**YOUR GOAL**. Write out all of the data without omission, exactly as shown.

**MATERIAL**.
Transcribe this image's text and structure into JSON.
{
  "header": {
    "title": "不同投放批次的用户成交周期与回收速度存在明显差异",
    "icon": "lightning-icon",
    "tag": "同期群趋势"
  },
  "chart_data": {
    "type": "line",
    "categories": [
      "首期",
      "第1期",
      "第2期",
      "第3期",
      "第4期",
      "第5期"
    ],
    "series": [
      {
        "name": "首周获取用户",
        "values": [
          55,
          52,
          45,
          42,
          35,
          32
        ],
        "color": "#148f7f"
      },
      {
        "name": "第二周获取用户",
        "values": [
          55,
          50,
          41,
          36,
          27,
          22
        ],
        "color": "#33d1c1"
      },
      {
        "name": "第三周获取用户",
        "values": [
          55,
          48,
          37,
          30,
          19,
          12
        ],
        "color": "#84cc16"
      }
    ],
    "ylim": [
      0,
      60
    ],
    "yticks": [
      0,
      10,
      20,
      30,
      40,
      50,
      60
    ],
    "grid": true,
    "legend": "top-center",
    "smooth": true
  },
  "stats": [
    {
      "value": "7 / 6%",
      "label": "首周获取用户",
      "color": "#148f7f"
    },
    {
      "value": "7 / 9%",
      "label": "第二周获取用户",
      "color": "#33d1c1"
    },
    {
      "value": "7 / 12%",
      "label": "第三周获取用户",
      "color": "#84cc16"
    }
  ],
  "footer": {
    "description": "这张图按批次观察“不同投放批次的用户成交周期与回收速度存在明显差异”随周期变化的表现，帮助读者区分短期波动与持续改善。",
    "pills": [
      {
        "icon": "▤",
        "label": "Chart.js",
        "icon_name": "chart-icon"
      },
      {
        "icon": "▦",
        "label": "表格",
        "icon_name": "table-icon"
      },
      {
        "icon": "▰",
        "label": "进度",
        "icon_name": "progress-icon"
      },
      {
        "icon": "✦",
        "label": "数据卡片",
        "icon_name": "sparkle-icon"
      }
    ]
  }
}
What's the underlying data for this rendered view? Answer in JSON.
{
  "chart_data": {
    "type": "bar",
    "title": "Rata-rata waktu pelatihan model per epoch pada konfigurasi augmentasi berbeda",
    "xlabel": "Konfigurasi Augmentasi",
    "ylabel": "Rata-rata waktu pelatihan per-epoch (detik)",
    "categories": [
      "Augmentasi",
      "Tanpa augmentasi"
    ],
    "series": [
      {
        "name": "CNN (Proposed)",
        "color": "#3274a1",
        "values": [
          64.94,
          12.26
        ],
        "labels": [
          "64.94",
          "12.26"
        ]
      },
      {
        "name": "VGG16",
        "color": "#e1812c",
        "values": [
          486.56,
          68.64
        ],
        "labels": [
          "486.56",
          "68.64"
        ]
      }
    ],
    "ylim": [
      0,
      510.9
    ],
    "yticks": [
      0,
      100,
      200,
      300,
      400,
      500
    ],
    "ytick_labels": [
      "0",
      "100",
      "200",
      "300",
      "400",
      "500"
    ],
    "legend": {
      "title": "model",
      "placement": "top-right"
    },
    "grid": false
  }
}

**REPLY**.
Transcribe this image's text and structure into JSON.
{
  "header": {
    "title": "不同投放批次的用户成交周期与回收速度存在明显差异",
    "icon": "lightning-icon",
    "tag": "同期群趋势"
  },
  "chart_data": {
    "type": "line",
    "categories": [
      "首期",
      "第1期",
      "第2期",
      "第3期",
      "第4期",
      "第5期"
    ],
    "series": [
      {
        "name": "首周获取用户",
        "values": [
          55,
          52,
          45,
          42,
          35,
          32
        ],
        "color": "#148f7f"
      },
      {
        "name": "第二周获取用户",
        "values": [
          55,
          50,
          41,
          36,
          27,
          22
        ],
        "color": "#33d1c1"
      },
      {
        "name": "第三周获取用户",
        "values": [
          55,
          48,
          37,
          30,
          19,
          12
        ],
        "color": "#84cc16"
      }
    ],
    "ylim": [
      0,
      60
    ],
    "yticks": [
      0,
      10,
      20,
      30,
      40,
      50,
      60
    ],
    "grid": true,
    "legend": "top-center",
    "smooth": true
  },
  "stats": [
    {
      "value": "7 / 6%",
      "label": "首周获取用户",
      "color": "#148f7f"
    },
    {
      "value": "7 / 9%",
      "label": "第二周获取用户",
      "color": "#33d1c1"
    },
    {
      "value": "7 / 12%",
      "label": "第三周获取用户",
      "color": "#84cc16"
    }
  ],
  "footer": {
    "description": "这张图按批次观察“不同投放批次的用户成交周期与回收速度存在明显差异”随周期变化的表现，帮助读者区分短期波动与持续改善。",
    "pills": [
      {
        "icon": "▤",
        "label": "Chart.js",
        "icon_name": "chart-icon"
      },
      {
        "icon": "▦",
        "label": "表格",
        "icon_name": "table-icon"
      },
      {
        "icon": "▰",
        "label": "进度",
        "icon_name": "progress-icon"
      },
      {
        "icon": "✦",
        "label": "数据卡片",
        "icon_name": "sparkle-icon"
      }
    ]
  }
}
What's the underlying data for this rendered view? Answer in JSON.
{
  "chart_data": {
    "type": "bar",
    "title": "Rata-rata waktu pelatihan model per epoch pada konfigurasi augmentasi berbeda",
    "xlabel": "Konfigurasi Augmentasi",
    "ylabel": "Rata-rata waktu pelatihan per-epoch (detik)",
    "categories": [
      "Augmentasi",
      "Tanpa augmentasi"
    ],
    "series": [
      {
        "name": "CNN (Proposed)",
        "color": "#3274a1",
        "values": [
          64.94,
          12.26
        ],
        "labels": [
          "64.94",
          "12.26"
        ]
      },
      {
        "name": "VGG16",
        "color": "#e1812c",
        "values": [
          486.56,
          68.64
        ],
        "labels": [
          "486.56",
          "68.64"
        ]
      }
    ],
    "ylim": [
      0,
      510.9
    ],
    "yticks": [
      0,
      100,
      200,
      300,
      400,
      500
    ],
    "ytick_labels": [
      "0",
      "100",
      "200",
      "300",
      "400",
      "500"
    ],
    "legend": {
      "title": "model",
      "placement": "top-right"
    },
    "grid": false
  }
}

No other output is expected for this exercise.